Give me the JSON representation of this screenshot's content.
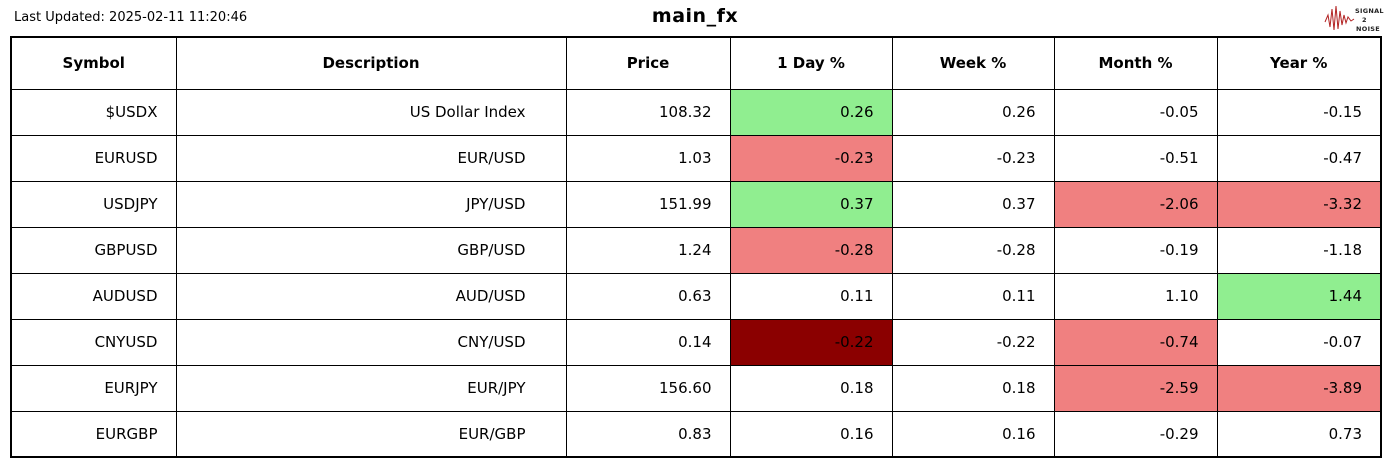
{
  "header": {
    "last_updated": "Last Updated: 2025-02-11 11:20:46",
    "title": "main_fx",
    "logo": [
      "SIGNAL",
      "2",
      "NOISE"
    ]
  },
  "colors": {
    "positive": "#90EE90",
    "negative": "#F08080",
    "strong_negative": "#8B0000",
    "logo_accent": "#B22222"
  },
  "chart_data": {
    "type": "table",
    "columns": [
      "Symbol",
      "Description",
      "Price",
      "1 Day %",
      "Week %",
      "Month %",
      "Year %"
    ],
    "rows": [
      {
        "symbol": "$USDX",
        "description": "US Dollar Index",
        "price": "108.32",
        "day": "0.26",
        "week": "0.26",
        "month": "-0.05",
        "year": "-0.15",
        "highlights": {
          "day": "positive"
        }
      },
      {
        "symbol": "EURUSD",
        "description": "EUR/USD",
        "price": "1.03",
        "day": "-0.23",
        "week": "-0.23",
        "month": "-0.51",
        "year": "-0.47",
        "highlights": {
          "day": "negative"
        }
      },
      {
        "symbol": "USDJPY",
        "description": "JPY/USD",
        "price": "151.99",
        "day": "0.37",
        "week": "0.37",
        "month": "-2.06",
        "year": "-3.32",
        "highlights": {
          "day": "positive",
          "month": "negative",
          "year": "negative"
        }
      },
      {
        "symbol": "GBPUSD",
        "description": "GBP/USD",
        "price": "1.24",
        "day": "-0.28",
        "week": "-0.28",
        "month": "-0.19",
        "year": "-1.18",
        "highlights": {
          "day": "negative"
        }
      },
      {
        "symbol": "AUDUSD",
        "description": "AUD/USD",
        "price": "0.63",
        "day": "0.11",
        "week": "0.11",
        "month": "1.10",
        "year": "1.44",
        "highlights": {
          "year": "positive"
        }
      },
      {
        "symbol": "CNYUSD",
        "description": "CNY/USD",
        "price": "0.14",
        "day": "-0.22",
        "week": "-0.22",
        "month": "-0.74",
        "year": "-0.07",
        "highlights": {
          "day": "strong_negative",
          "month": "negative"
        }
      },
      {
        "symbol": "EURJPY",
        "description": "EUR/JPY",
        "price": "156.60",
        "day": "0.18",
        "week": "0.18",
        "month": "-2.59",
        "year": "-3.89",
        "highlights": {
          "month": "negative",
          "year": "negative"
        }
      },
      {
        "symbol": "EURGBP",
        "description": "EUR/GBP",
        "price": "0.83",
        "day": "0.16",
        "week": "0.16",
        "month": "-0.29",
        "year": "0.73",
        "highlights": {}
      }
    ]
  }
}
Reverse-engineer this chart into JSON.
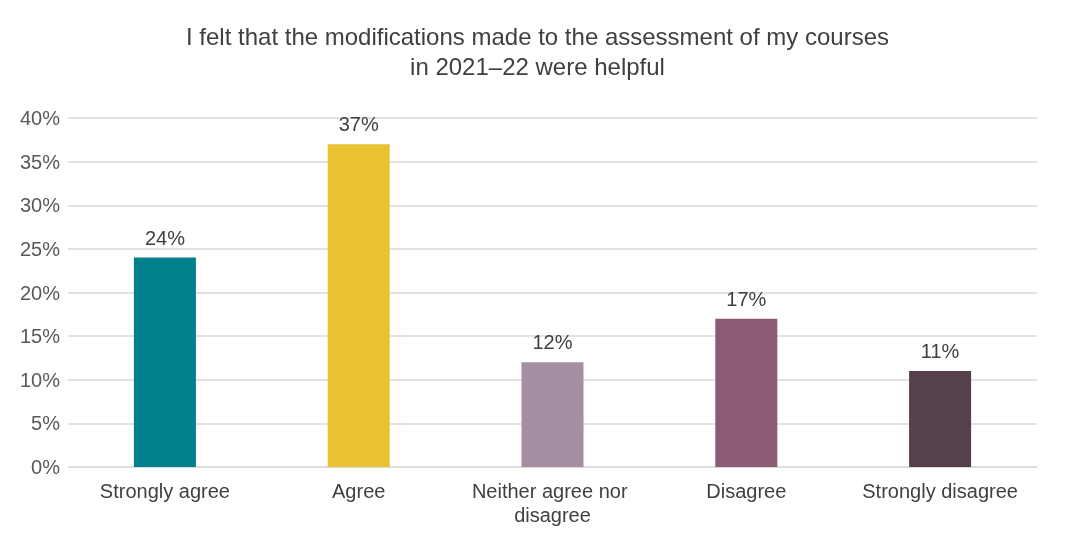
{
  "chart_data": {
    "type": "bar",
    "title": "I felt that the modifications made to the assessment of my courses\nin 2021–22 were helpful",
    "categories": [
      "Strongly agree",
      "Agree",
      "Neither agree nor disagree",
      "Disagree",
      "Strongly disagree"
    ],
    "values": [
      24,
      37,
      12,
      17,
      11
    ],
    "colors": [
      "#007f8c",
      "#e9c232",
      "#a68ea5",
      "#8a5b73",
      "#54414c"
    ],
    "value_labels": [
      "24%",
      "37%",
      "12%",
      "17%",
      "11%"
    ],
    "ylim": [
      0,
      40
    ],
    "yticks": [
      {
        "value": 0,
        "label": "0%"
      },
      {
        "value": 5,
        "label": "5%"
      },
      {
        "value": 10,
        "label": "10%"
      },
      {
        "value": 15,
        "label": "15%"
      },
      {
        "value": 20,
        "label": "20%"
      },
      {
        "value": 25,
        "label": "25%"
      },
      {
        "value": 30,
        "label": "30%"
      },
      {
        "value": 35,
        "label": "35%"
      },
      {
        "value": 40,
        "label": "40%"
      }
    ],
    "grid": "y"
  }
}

• • •

What the task requires =>
Return every line holding the word "positive" from the records.

Response =>
    "positive": "#90EE90",
          "day": "positive"
          "day": "positive",
          "year": "positive"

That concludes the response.